::: Record set :::
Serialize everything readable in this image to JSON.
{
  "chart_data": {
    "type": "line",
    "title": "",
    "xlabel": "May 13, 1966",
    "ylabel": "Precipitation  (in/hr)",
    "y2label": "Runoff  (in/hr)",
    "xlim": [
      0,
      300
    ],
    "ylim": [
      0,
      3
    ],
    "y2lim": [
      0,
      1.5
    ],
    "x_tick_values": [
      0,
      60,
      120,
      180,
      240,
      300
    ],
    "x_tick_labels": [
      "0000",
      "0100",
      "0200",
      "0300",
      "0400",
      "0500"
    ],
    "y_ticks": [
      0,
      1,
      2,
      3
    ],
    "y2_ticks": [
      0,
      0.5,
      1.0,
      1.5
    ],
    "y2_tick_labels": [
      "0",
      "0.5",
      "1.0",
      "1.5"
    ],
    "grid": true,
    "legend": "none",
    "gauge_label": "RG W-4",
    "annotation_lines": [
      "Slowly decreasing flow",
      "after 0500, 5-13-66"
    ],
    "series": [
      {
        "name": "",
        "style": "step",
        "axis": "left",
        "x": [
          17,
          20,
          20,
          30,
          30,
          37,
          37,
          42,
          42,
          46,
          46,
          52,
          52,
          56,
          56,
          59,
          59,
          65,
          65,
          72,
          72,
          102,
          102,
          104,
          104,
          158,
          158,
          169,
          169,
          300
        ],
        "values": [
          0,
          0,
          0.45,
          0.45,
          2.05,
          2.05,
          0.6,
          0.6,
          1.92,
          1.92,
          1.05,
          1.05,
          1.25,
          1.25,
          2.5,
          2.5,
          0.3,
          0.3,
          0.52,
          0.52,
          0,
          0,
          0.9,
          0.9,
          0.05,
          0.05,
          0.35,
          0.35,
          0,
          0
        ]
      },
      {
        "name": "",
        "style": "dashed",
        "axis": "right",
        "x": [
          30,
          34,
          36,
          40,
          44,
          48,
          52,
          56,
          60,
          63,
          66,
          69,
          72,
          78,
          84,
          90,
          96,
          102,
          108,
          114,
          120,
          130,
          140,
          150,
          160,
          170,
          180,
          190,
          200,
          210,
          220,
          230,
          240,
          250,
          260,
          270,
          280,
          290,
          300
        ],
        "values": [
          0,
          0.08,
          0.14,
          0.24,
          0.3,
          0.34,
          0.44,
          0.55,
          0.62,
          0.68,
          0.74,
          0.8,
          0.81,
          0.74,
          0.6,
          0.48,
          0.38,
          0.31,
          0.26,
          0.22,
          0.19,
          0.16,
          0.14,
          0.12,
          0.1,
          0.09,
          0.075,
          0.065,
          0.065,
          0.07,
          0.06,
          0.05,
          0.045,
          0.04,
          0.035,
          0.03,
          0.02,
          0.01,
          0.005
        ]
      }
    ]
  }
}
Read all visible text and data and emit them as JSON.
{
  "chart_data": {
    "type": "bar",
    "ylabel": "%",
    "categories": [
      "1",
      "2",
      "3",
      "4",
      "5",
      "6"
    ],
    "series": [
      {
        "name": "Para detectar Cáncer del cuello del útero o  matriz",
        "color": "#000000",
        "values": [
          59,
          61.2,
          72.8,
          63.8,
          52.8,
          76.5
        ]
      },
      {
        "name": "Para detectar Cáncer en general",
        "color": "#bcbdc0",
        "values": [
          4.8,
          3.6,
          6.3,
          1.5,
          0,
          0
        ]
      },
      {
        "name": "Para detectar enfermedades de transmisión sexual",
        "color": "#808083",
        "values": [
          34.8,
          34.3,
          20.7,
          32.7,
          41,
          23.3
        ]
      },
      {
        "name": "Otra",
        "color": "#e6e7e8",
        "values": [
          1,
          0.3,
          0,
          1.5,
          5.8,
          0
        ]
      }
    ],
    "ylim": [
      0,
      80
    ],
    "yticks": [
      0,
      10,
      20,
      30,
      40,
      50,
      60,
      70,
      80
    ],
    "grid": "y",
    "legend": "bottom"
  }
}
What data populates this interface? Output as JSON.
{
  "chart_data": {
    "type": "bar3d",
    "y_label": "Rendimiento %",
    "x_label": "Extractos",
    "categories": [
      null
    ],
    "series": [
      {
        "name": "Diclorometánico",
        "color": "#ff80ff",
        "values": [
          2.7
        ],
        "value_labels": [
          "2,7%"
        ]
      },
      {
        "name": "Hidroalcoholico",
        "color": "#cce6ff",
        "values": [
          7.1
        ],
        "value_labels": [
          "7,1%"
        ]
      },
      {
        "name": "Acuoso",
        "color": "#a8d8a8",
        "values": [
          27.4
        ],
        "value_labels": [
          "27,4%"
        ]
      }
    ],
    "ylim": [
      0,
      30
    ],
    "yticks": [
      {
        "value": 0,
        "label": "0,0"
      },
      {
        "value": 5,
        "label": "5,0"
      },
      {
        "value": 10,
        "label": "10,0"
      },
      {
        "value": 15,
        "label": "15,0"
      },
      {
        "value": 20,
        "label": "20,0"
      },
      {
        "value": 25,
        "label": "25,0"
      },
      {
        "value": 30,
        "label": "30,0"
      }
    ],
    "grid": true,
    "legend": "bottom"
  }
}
:::
Task details: Every record above must be duplicated exactly.

Output below:
Serialize everything readable in this image to JSON.
{
  "chart_data": {
    "type": "line",
    "title": "",
    "xlabel": "May 13, 1966",
    "ylabel": "Precipitation  (in/hr)",
    "y2label": "Runoff  (in/hr)",
    "xlim": [
      0,
      300
    ],
    "ylim": [
      0,
      3
    ],
    "y2lim": [
      0,
      1.5
    ],
    "x_tick_values": [
      0,
      60,
      120,
      180,
      240,
      300
    ],
    "x_tick_labels": [
      "0000",
      "0100",
      "0200",
      "0300",
      "0400",
      "0500"
    ],
    "y_ticks": [
      0,
      1,
      2,
      3
    ],
    "y2_ticks": [
      0,
      0.5,
      1.0,
      1.5
    ],
    "y2_tick_labels": [
      "0",
      "0.5",
      "1.0",
      "1.5"
    ],
    "grid": true,
    "legend": "none",
    "gauge_label": "RG W-4",
    "annotation_lines": [
      "Slowly decreasing flow",
      "after 0500, 5-13-66"
    ],
    "series": [
      {
        "name": "",
        "style": "step",
        "axis": "left",
        "x": [
          17,
          20,
          20,
          30,
          30,
          37,
          37,
          42,
          42,
          46,
          46,
          52,
          52,
          56,
          56,
          59,
          59,
          65,
          65,
          72,
          72,
          102,
          102,
          104,
          104,
          158,
          158,
          169,
          169,
          300
        ],
        "values": [
          0,
          0,
          0.45,
          0.45,
          2.05,
          2.05,
          0.6,
          0.6,
          1.92,
          1.92,
          1.05,
          1.05,
          1.25,
          1.25,
          2.5,
          2.5,
          0.3,
          0.3,
          0.52,
          0.52,
          0,
          0,
          0.9,
          0.9,
          0.05,
          0.05,
          0.35,
          0.35,
          0,
          0
        ]
      },
      {
        "name": "",
        "style": "dashed",
        "axis": "right",
        "x": [
          30,
          34,
          36,
          40,
          44,
          48,
          52,
          56,
          60,
          63,
          66,
          69,
          72,
          78,
          84,
          90,
          96,
          102,
          108,
          114,
          120,
          130,
          140,
          150,
          160,
          170,
          180,
          190,
          200,
          210,
          220,
          230,
          240,
          250,
          260,
          270,
          280,
          290,
          300
        ],
        "values": [
          0,
          0.08,
          0.14,
          0.24,
          0.3,
          0.34,
          0.44,
          0.55,
          0.62,
          0.68,
          0.74,
          0.8,
          0.81,
          0.74,
          0.6,
          0.48,
          0.38,
          0.31,
          0.26,
          0.22,
          0.19,
          0.16,
          0.14,
          0.12,
          0.1,
          0.09,
          0.075,
          0.065,
          0.065,
          0.07,
          0.06,
          0.05,
          0.045,
          0.04,
          0.035,
          0.03,
          0.02,
          0.01,
          0.005
        ]
      }
    ]
  }
}
Read all visible text and data and emit them as JSON.
{
  "chart_data": {
    "type": "bar",
    "ylabel": "%",
    "categories": [
      "1",
      "2",
      "3",
      "4",
      "5",
      "6"
    ],
    "series": [
      {
        "name": "Para detectar Cáncer del cuello del útero o  matriz",
        "color": "#000000",
        "values": [
          59,
          61.2,
          72.8,
          63.8,
          52.8,
          76.5
        ]
      },
      {
        "name": "Para detectar Cáncer en general",
        "color": "#bcbdc0",
        "values": [
          4.8,
          3.6,
          6.3,
          1.5,
          0,
          0
        ]
      },
      {
        "name": "Para detectar enfermedades de transmisión sexual",
        "color": "#808083",
        "values": [
          34.8,
          34.3,
          20.7,
          32.7,
          41,
          23.3
        ]
      },
      {
        "name": "Otra",
        "color": "#e6e7e8",
        "values": [
          1,
          0.3,
          0,
          1.5,
          5.8,
          0
        ]
      }
    ],
    "ylim": [
      0,
      80
    ],
    "yticks": [
      0,
      10,
      20,
      30,
      40,
      50,
      60,
      70,
      80
    ],
    "grid": "y",
    "legend": "bottom"
  }
}
What data populates this interface? Output as JSON.
{
  "chart_data": {
    "type": "bar3d",
    "y_label": "Rendimiento %",
    "x_label": "Extractos",
    "categories": [
      null
    ],
    "series": [
      {
        "name": "Diclorometánico",
        "color": "#ff80ff",
        "values": [
          2.7
        ],
        "value_labels": [
          "2,7%"
        ]
      },
      {
        "name": "Hidroalcoholico",
        "color": "#cce6ff",
        "values": [
          7.1
        ],
        "value_labels": [
          "7,1%"
        ]
      },
      {
        "name": "Acuoso",
        "color": "#a8d8a8",
        "values": [
          27.4
        ],
        "value_labels": [
          "27,4%"
        ]
      }
    ],
    "ylim": [
      0,
      30
    ],
    "yticks": [
      {
        "value": 0,
        "label": "0,0"
      },
      {
        "value": 5,
        "label": "5,0"
      },
      {
        "value": 10,
        "label": "10,0"
      },
      {
        "value": 15,
        "label": "15,0"
      },
      {
        "value": 20,
        "label": "20,0"
      },
      {
        "value": 25,
        "label": "25,0"
      },
      {
        "value": 30,
        "label": "30,0"
      }
    ],
    "grid": true,
    "legend": "bottom"
  }
}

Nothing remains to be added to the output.